## SET PROBLEM
Look through the listing below and give the number of lines that hold "Convert". Say nothing more.
--- begin RAW RECORDS ---
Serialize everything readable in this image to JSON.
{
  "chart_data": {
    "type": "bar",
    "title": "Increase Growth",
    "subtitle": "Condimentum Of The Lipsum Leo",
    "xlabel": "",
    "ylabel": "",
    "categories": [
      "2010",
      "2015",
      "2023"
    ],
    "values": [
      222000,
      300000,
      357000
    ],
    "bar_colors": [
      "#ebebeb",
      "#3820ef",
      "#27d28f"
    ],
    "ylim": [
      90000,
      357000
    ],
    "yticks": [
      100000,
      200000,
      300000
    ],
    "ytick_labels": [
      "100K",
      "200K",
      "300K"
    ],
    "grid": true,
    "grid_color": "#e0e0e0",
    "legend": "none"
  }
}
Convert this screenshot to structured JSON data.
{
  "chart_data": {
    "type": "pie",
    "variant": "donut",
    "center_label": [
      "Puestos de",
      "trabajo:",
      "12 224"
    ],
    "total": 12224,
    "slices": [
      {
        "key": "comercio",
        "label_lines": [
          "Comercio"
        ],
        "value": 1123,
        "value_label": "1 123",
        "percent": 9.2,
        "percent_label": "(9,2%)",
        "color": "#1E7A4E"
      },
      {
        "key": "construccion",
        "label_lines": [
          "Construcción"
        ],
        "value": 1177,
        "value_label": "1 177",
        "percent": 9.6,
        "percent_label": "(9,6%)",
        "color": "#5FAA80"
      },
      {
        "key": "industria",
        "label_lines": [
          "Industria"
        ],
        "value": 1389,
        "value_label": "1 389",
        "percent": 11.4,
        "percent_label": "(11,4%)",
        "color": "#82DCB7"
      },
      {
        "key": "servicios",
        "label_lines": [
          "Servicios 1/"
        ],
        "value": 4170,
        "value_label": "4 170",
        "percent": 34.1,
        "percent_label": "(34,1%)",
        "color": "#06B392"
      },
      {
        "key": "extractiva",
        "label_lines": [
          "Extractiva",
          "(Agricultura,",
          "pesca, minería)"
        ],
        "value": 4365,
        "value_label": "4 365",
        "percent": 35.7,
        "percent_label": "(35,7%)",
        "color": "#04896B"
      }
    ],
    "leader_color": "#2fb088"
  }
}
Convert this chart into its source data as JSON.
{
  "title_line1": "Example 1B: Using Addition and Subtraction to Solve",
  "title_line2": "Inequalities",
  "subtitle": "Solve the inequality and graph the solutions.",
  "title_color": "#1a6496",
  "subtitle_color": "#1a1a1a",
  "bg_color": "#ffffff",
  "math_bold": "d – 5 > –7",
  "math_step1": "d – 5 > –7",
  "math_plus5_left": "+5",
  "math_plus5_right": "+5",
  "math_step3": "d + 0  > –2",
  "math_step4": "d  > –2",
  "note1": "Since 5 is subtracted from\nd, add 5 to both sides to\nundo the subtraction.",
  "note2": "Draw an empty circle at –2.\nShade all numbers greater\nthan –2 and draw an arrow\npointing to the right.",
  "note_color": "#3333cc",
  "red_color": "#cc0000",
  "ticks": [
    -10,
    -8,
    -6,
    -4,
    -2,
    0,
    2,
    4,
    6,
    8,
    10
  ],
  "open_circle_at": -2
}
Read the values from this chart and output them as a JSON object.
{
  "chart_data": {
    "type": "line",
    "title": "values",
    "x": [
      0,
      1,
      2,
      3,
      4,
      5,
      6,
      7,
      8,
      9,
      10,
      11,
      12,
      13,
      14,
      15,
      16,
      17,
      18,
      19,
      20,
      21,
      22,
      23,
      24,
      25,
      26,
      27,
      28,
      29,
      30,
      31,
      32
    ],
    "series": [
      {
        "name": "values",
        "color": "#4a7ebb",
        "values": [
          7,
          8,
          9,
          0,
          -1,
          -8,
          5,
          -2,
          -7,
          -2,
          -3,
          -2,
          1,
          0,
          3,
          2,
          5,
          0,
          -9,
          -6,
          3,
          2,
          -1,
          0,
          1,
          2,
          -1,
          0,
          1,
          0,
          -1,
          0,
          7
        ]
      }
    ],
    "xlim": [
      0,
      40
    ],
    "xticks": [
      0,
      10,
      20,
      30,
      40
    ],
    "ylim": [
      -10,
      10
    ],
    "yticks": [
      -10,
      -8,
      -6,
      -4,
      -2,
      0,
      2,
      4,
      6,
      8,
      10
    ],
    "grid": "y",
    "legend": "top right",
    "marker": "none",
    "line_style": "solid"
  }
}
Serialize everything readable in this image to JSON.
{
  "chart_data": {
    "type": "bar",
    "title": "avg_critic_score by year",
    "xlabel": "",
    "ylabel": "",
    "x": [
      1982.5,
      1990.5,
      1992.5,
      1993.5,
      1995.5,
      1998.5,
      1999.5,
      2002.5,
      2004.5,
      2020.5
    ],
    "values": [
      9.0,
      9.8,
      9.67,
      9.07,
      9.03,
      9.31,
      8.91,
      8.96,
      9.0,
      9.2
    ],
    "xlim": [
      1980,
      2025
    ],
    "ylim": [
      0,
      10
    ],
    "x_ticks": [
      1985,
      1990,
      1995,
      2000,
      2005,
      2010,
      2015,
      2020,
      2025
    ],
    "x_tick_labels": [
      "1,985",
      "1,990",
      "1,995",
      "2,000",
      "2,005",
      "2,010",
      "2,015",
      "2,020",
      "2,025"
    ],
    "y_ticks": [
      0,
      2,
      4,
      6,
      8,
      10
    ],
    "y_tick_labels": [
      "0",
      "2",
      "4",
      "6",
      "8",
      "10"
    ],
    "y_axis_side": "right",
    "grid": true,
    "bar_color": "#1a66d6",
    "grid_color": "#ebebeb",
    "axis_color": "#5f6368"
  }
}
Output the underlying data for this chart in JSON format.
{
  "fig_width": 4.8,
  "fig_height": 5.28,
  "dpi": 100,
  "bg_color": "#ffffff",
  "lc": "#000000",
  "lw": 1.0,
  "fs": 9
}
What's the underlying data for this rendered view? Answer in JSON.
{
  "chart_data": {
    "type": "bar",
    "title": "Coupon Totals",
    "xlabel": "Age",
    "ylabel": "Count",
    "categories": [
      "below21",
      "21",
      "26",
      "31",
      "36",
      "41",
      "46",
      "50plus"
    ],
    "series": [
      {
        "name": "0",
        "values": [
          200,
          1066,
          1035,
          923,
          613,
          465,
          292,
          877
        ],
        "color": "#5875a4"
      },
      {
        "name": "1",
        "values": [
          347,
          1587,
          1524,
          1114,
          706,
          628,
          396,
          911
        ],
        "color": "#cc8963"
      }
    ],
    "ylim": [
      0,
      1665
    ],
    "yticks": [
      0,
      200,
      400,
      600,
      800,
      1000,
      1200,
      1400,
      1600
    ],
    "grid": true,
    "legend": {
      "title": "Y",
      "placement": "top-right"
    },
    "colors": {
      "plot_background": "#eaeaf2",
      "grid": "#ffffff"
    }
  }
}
--- end RAW RECORDS ---
## ANSWER FOR THIS EXERCISE
2